Extracted data entries
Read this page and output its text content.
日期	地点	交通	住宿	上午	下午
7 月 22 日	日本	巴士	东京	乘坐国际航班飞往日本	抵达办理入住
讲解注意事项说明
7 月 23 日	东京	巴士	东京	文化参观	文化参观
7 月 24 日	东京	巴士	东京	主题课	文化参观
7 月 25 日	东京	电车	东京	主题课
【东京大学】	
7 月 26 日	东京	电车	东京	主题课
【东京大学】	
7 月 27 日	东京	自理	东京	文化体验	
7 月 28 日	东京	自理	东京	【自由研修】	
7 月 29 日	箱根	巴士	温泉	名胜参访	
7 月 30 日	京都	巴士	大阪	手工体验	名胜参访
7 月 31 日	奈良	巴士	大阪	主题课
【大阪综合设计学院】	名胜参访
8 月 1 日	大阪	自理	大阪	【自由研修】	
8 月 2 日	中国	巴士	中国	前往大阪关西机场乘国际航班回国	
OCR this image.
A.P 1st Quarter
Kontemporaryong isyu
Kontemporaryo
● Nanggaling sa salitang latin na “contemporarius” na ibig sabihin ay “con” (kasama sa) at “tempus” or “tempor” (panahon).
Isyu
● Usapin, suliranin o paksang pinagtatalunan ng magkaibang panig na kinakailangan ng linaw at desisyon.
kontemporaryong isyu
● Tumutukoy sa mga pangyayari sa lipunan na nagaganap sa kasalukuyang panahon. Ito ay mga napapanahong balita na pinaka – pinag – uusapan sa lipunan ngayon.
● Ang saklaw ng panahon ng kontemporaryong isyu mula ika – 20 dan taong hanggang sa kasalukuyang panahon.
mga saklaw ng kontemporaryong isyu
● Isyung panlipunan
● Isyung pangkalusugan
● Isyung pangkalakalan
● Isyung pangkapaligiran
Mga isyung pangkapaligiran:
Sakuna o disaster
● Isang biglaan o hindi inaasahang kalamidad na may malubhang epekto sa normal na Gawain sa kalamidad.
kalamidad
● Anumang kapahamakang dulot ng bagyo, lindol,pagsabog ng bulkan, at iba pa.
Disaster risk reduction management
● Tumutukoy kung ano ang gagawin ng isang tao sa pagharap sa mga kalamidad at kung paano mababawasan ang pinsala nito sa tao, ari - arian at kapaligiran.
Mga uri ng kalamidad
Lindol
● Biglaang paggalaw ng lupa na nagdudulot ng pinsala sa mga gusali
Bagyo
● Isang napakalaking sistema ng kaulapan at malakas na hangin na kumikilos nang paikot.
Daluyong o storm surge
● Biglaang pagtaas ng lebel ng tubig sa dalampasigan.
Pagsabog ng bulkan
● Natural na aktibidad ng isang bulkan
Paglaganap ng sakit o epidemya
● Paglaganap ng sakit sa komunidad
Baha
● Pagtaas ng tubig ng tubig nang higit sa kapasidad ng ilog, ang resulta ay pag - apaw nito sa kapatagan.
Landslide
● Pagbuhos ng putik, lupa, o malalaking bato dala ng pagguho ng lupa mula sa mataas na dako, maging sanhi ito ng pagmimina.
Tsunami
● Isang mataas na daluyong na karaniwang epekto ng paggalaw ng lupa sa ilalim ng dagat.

WRITTEN EXERCISE: Tell how many lines include "epekto". The number is the whole answer.

ANSWER FOR THIS EXERCISE: 2